# South Jersey



## joshbaker14t (Jun 11, 2012)

Looking to network with some South Jersey froggers. is there anyone out there???
Im in Mount Holly, exit 5

Sent from my GT-P7310 using Tapatalk 2


----------



## mydumname (Dec 24, 2004)

Was in gibbsboro, now stratford. Pretty close.


----------



## eos (Dec 6, 2008)

I'm in the South/Central area on weekends!


----------



## oddlot (Jun 28, 2010)

I'm Near millville just south of the motorsports race track.


----------



## 19jeffro83 (Sep 5, 2011)

Tomsriver here!


----------



## carola1155 (Sep 10, 2007)

Mantua/Sewell here... Down close to rt 322 (exit 2)


----------



## Finchfrogs15 (Apr 28, 2011)

Medford! Near Cherry hill


----------



## eos (Dec 6, 2008)

eos said:


> I'm in the South/Central area on weekends!


Probably should've mentioned... Aberdeen/Matawan area


----------



## joshbaker14t (Jun 11, 2012)

What do you guys keep/breed? I am trying to acquire a pair of Auratus right now. Currently I have 4 leucomelas, 1 chocolate, 2 red galacts, 2 yellow galacts, and 2 Cobalt Tincs. No breeding yet


----------



## eos (Dec 6, 2008)

Just got Leucs, Mints, Amazonicus (FG Vents) and a couple other misc frogs.

I got a picture thread goin on right here: http://www.dendroboard.com/forum/members-frogs-vivariums/79408-eos-frogs-photo-thread.html


----------



## andersonii85 (Feb 8, 2004)

## Data shown
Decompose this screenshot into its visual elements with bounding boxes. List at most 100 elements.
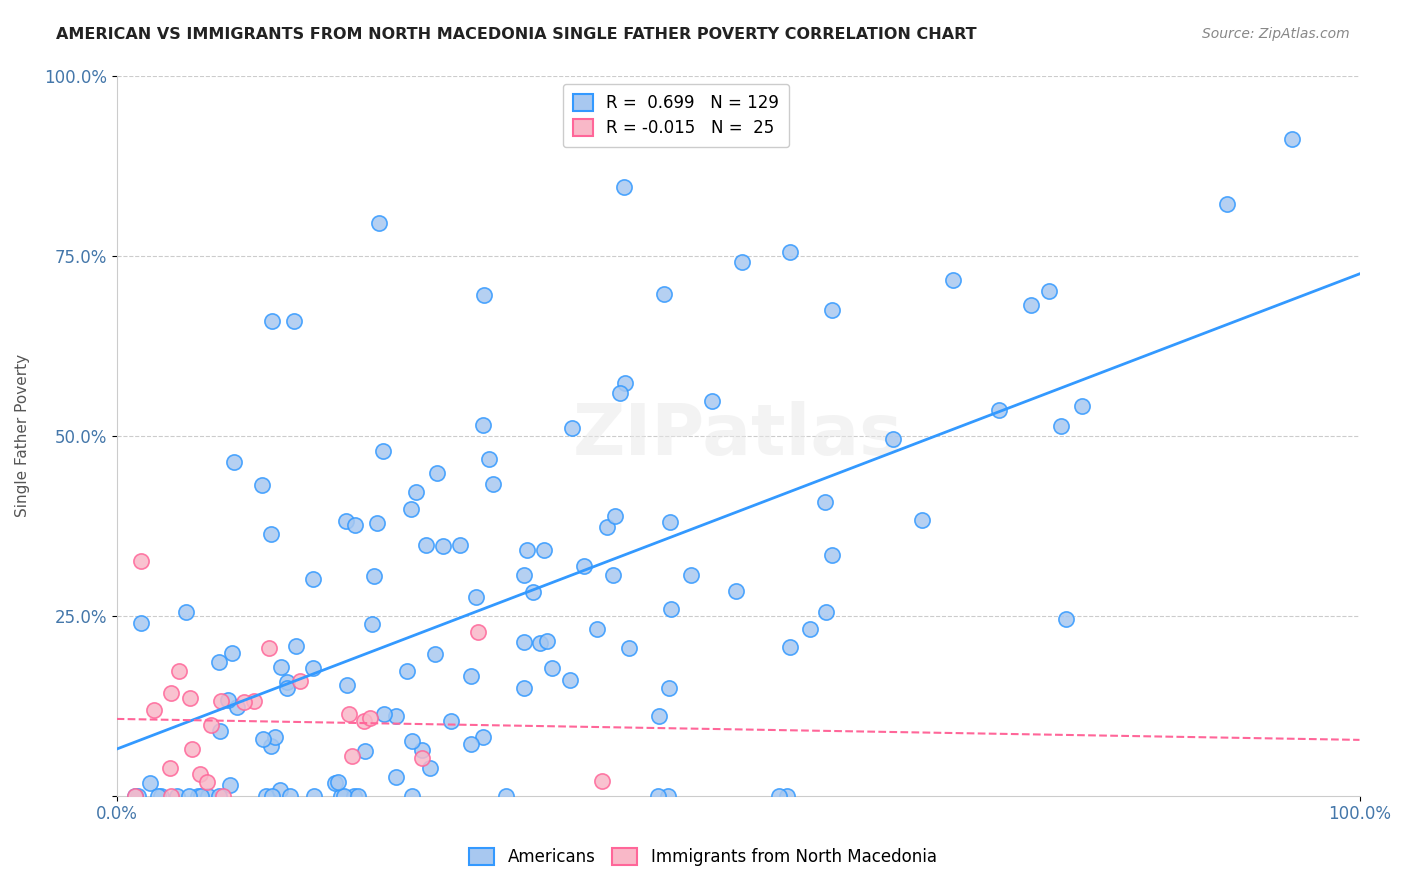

## What is being asked
From the South Jersey thread above, list every frog joshbaker14t says he currently has, with the count given for each.

## Answer to this task
- 4 leucomelas
- 1 chocolate
- 2 red galacts
- 2 yellow galacts
- 2 Cobalt Tincs